Every record that follows must be duplicated exactly, with images left out.

▬▬▬

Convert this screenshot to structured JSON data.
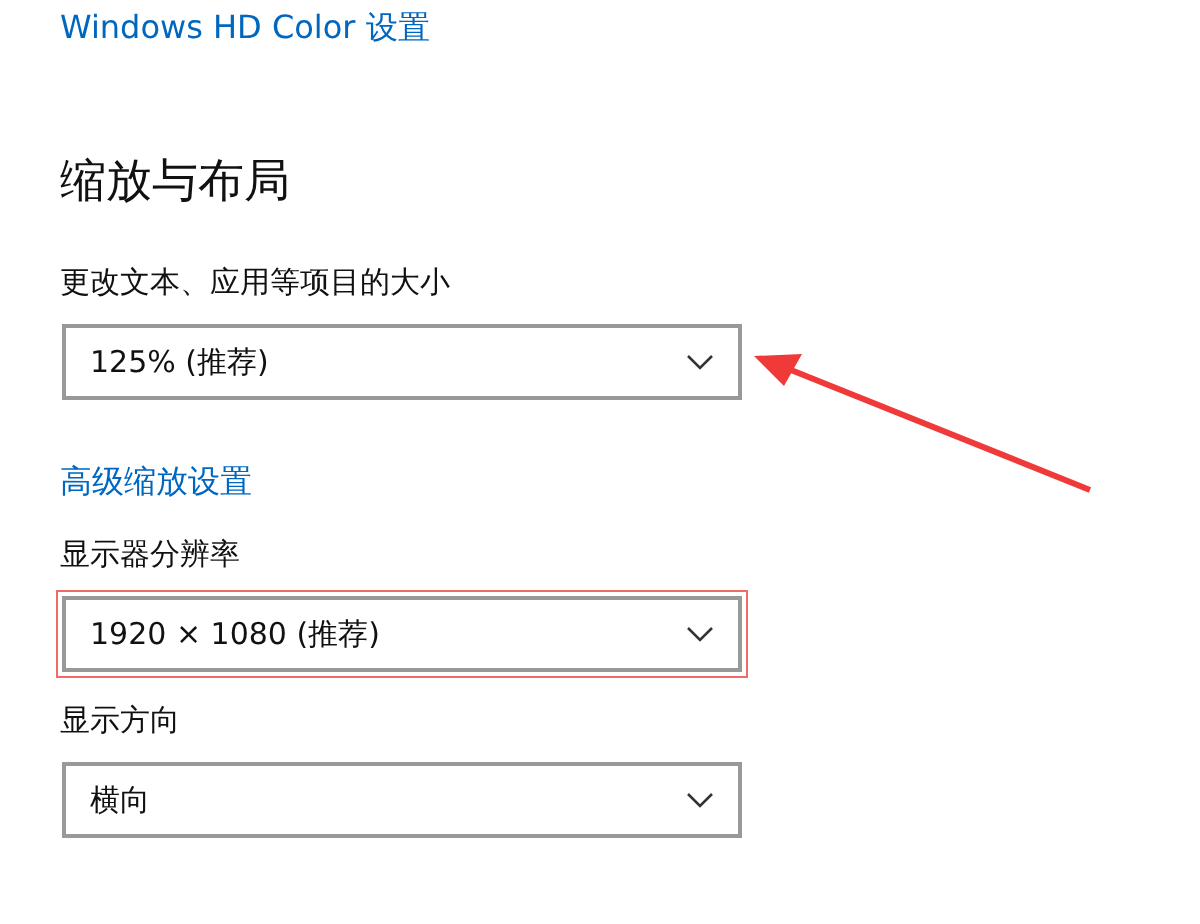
{
  "items": [
    {
      "kind": "link",
      "text": "Windows HD Color 设置"
    },
    {
      "kind": "heading",
      "text": "缩放与布局"
    },
    {
      "kind": "label",
      "text": "更改文本、应用等项目的大小"
    },
    {
      "kind": "dropdown",
      "value": "125% (推荐)",
      "highlighted": false,
      "pointed": true
    },
    {
      "kind": "link",
      "text": "高级缩放设置"
    },
    {
      "kind": "label",
      "text": "显示器分辨率"
    },
    {
      "kind": "dropdown",
      "value": "1920 × 1080 (推荐)",
      "highlighted": true,
      "pointed": false
    },
    {
      "kind": "label",
      "text": "显示方向"
    },
    {
      "kind": "dropdown",
      "value": "横向",
      "highlighted": false,
      "pointed": false
    }
  ]
}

▬▬▬

RESPONSE:
Convert this screenshot to structured JSON data.
{
  "items": [
    {
      "kind": "link",
      "text": "Windows HD Color 设置"
    },
    {
      "kind": "heading",
      "text": "缩放与布局"
    },
    {
      "kind": "label",
      "text": "更改文本、应用等项目的大小"
    },
    {
      "kind": "dropdown",
      "value": "125% (推荐)",
      "highlighted": false,
      "pointed": true
    },
    {
      "kind": "link",
      "text": "高级缩放设置"
    },
    {
      "kind": "label",
      "text": "显示器分辨率"
    },
    {
      "kind": "dropdown",
      "value": "1920 × 1080 (推荐)",
      "highlighted": true,
      "pointed": false
    },
    {
      "kind": "label",
      "text": "显示方向"
    },
    {
      "kind": "dropdown",
      "value": "横向",
      "highlighted": false,
      "pointed": false
    }
  ]
}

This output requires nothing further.